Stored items
◆ ◆ ◆

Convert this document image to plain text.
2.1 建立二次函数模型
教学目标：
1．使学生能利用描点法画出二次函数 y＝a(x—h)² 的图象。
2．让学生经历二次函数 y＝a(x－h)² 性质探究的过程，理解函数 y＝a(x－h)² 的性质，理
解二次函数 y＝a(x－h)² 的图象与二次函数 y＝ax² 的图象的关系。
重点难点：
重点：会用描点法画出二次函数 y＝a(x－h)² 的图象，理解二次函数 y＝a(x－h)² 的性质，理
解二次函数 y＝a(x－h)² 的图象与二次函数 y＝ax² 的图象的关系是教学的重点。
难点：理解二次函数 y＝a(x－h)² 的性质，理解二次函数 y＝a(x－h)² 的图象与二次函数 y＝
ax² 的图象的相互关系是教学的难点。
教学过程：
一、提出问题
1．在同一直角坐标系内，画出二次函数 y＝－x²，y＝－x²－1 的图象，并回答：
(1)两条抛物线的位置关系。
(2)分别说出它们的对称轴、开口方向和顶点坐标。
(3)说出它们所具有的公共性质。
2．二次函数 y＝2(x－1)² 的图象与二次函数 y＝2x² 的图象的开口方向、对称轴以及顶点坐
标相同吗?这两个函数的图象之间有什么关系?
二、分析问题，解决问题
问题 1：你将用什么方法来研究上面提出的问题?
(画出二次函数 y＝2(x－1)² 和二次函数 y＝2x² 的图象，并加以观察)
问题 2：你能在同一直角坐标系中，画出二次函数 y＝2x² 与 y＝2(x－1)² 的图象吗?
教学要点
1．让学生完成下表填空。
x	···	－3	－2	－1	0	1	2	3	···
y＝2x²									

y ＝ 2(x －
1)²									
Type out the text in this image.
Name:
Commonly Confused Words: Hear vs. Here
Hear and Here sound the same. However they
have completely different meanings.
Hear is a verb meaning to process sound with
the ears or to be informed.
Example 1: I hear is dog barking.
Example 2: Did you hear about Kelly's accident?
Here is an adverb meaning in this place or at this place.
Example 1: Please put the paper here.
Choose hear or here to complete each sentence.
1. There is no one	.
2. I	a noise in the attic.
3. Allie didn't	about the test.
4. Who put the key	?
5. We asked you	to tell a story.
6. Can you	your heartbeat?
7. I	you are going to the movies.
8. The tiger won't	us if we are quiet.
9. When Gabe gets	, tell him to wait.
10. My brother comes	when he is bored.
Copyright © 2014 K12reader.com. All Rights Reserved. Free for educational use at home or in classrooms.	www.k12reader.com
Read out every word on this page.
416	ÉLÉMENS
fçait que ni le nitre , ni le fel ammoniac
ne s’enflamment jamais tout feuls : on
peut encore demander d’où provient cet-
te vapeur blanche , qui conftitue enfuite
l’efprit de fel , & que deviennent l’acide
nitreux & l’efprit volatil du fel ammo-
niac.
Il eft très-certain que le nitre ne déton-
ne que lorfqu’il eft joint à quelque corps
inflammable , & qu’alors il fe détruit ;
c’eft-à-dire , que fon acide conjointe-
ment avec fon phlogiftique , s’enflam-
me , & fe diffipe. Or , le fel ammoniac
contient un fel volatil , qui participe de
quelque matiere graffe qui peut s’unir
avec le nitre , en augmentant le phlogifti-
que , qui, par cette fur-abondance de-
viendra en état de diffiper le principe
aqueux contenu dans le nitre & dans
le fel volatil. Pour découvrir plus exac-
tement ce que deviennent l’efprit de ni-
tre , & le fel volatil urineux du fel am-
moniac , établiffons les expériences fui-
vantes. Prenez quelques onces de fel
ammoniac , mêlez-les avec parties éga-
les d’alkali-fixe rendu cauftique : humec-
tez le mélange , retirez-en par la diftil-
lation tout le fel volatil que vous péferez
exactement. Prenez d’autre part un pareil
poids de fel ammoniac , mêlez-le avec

◆ ◆ ◆

The exercise:
Looking at the records above, report how many lines contain the word "ammoniac". Answer with the number only.

Final result:
4